Images appear in the records below; leave them out and repeat everything else exactly.

(DATA ENTRIES)
◇ ◇ ◇ ◇
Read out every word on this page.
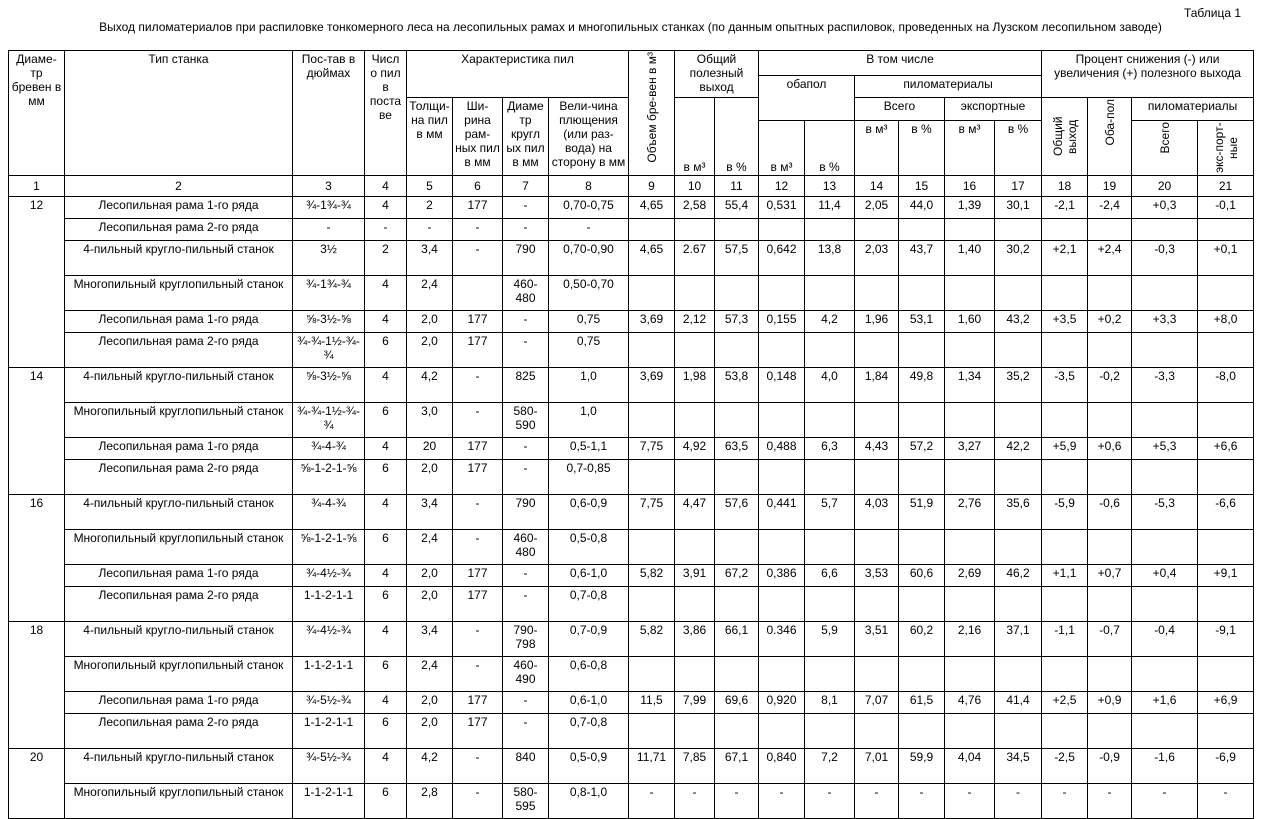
Таблица 1
Выход пиломатериалов при распиловке тонкомерного леса на лесопильных рамах и многопильных станках (по данным опытных распиловок, проведенных на Лузском лесопильном заводе)
Диаме-тр бревен в мм	Тип станка	Пос-тав в дюймах	Числ о пил в поста ве	Характеристика пил				Объем бре-вен в м³	Общий полезный выход		В том числе						Процент снижения (-) или увеличения (+) полезного выхода			
											обапол		пиломатериалы							
				Толщи-на пил в мм	Ши-рина рам-ных пил в мм	Диаме тр кругл ых пил в мм	Вели-чина плющения (или раз-вода) на сторону в мм		в м³	в %			Всего		экспортные		Общий выход	Оба-пол	пиломатериалы	
											в м³	в %	в м³	в %	в м³	в %			Всего	экс-порт-ные

1	2	3	4	5	6	7	8	9	10	11	12	13	14	15	16	17	18	19	20	21
12	Лесопильная рама 1-го ряда	¾-1¾-¾	4	2	177	-	0,70-0,75	4,65	2,58	55,4	0,531	11,4	2,05	44,0	1,39	30,1	-2,1	-2,4	+0,3	-0,1
	Лесопильная рама 2-го ряда	-	-	-	-	-	-													
	4-пильный кругло-пильный станок	3½	2	3,4	-	790	0,70-0,90	4,65	2.67	57,5	0,642	13,8	2,03	43,7	1,40	30,2	+2,1	+2,4	-0,3	+0,1
	Многопильный круглопильный станок	¾-1¾-¾	4	2,4		460-480	0,50-0,70													
	Лесопильная рама 1-го ряда	⅝-3½-⅝	4	2,0	177	-	0,75	3,69	2,12	57,3	0,155	4,2	1,96	53,1	1,60	43,2	+3,5	+0,2	+3,3	+8,0
	Лесопильная рама 2-го ряда	¾-¾-1½-¾-¾	6	2,0	177	-	0,75													
14	4-пильный кругло-пильный станок	⅝-3½-⅝	4	4,2	-	825	1,0	3,69	1,98	53,8	0,148	4,0	1,84	49,8	1,34	35,2	-3,5	-0,2	-3,3	-8,0
	Многопильный круглопильный станок	¾-¾-1½-¾-¾	6	3,0	-	580-590	1,0													
	Лесопильная рама 1-го ряда	¾-4-¾	4	20	177	-	0,5-1,1	7,75	4,92	63,5	0,488	6,3	4,43	57,2	3,27	42,2	+5,9	+0,6	+5,3	+6,6
	Лесопильная рама 2-го ряда	⅝-1-2-1-⅝	6	2,0	177	-	0,7-0,85													
16	4-пильный кругло-пильный станок	¾-4-¾	4	3,4	-	790	0,6-0,9	7,75	4,47	57,6	0,441	5,7	4,03	51,9	2,76	35,6	-5,9	-0,6	-5,3	-6,6
	Многопильный круглопильный станок	⅝-1-2-1-⅝	6	2,4	-	460-480	0,5-0,8													
	Лесопильная рама 1-го ряда	¾-4½-¾	4	2,0	177	-	0,6-1,0	5,82	3,91	67,2	0,386	6,6	3,53	60,6	2,69	46,2	+1,1	+0,7	+0,4	+9,1
	Лесопильная рама 2-го ряда	1-1-2-1-1	6	2,0	177	-	0,7-0,8													
18	4-пильный кругло-пильный станок	¾-4½-¾	4	3,4	-	790-798	0,7-0,9	5,82	3,86	66,1	0.346	5,9	3,51	60,2	2,16	37,1	-1,1	-0,7	-0,4	-9,1
	Многопильный круглопильный станок	1-1-2-1-1	6	2,4	-	460-490	0,6-0,8													
	Лесопильная рама 1-го ряда	¾-5½-¾	4	2,0	177	-	0,6-1,0	11,5	7,99	69,6	0,920	8,1	7,07	61,5	4,76	41,4	+2,5	+0,9	+1,6	+6,9
	Лесопильная рама 2-го ряда	1-1-2-1-1	6	2,0	177	-	0,7-0,8													
20	4-пильный кругло-пильный станок	¾-5½-¾	4	4,2	-	840	0,5-0,9	11,71	7,85	67,1	0,840	7,2	7,01	59,9	4,04	34,5	-2,5	-0,9	-1,6	-6,9
	Многопильный круглопильный станок	1-1-2-1-1	6	2,8	-	580-595	0,8-1,0	-	-	-	-	-	-	-	-	-	-	-	-	-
◇ ◇ ◇ ◇
(TASK ANSWER)
Read out every word on this page.
Таблица 1
Выход пиломатериалов при распиловке тонкомерного леса на лесопильных рамах и многопильных станках (по данным опытных распиловок, проведенных на Лузском лесопильном заводе)
Диаме-тр бревен в мм	Тип станка	Пос-тав в дюймах	Числ о пил в поста ве	Характеристика пил				Объем бре-вен в м³	Общий полезный выход		В том числе						Процент снижения (-) или увеличения (+) полезного выхода			
											обапол		пиломатериалы							
				Толщи-на пил в мм	Ши-рина рам-ных пил в мм	Диаме тр кругл ых пил в мм	Вели-чина плющения (или раз-вода) на сторону в мм		в м³	в %			Всего		экспортные		Общий выход	Оба-пол	пиломатериалы	
											в м³	в %	в м³	в %	в м³	в %			Всего	экс-порт-ные

1	2	3	4	5	6	7	8	9	10	11	12	13	14	15	16	17	18	19	20	21
12	Лесопильная рама 1-го ряда	¾-1¾-¾	4	2	177	-	0,70-0,75	4,65	2,58	55,4	0,531	11,4	2,05	44,0	1,39	30,1	-2,1	-2,4	+0,3	-0,1
	Лесопильная рама 2-го ряда	-	-	-	-	-	-													
	4-пильный кругло-пильный станок	3½	2	3,4	-	790	0,70-0,90	4,65	2.67	57,5	0,642	13,8	2,03	43,7	1,40	30,2	+2,1	+2,4	-0,3	+0,1
	Многопильный круглопильный станок	¾-1¾-¾	4	2,4		460-480	0,50-0,70													
	Лесопильная рама 1-го ряда	⅝-3½-⅝	4	2,0	177	-	0,75	3,69	2,12	57,3	0,155	4,2	1,96	53,1	1,60	43,2	+3,5	+0,2	+3,3	+8,0
	Лесопильная рама 2-го ряда	¾-¾-1½-¾-¾	6	2,0	177	-	0,75													
14	4-пильный кругло-пильный станок	⅝-3½-⅝	4	4,2	-	825	1,0	3,69	1,98	53,8	0,148	4,0	1,84	49,8	1,34	35,2	-3,5	-0,2	-3,3	-8,0
	Многопильный круглопильный станок	¾-¾-1½-¾-¾	6	3,0	-	580-590	1,0													
	Лесопильная рама 1-го ряда	¾-4-¾	4	20	177	-	0,5-1,1	7,75	4,92	63,5	0,488	6,3	4,43	57,2	3,27	42,2	+5,9	+0,6	+5,3	+6,6
	Лесопильная рама 2-го ряда	⅝-1-2-1-⅝	6	2,0	177	-	0,7-0,85													
16	4-пильный кругло-пильный станок	¾-4-¾	4	3,4	-	790	0,6-0,9	7,75	4,47	57,6	0,441	5,7	4,03	51,9	2,76	35,6	-5,9	-0,6	-5,3	-6,6
	Многопильный круглопильный станок	⅝-1-2-1-⅝	6	2,4	-	460-480	0,5-0,8													
	Лесопильная рама 1-го ряда	¾-4½-¾	4	2,0	177	-	0,6-1,0	5,82	3,91	67,2	0,386	6,6	3,53	60,6	2,69	46,2	+1,1	+0,7	+0,4	+9,1
	Лесопильная рама 2-го ряда	1-1-2-1-1	6	2,0	177	-	0,7-0,8													
18	4-пильный кругло-пильный станок	¾-4½-¾	4	3,4	-	790-798	0,7-0,9	5,82	3,86	66,1	0.346	5,9	3,51	60,2	2,16	37,1	-1,1	-0,7	-0,4	-9,1
	Многопильный круглопильный станок	1-1-2-1-1	6	2,4	-	460-490	0,6-0,8													
	Лесопильная рама 1-го ряда	¾-5½-¾	4	2,0	177	-	0,6-1,0	11,5	7,99	69,6	0,920	8,1	7,07	61,5	4,76	41,4	+2,5	+0,9	+1,6	+6,9
	Лесопильная рама 2-го ряда	1-1-2-1-1	6	2,0	177	-	0,7-0,8													
20	4-пильный кругло-пильный станок	¾-5½-¾	4	4,2	-	840	0,5-0,9	11,71	7,85	67,1	0,840	7,2	7,01	59,9	4,04	34,5	-2,5	-0,9	-1,6	-6,9
	Многопильный круглопильный станок	1-1-2-1-1	6	2,8	-	580-595	0,8-1,0	-	-	-	-	-	-	-	-	-	-	-	-	-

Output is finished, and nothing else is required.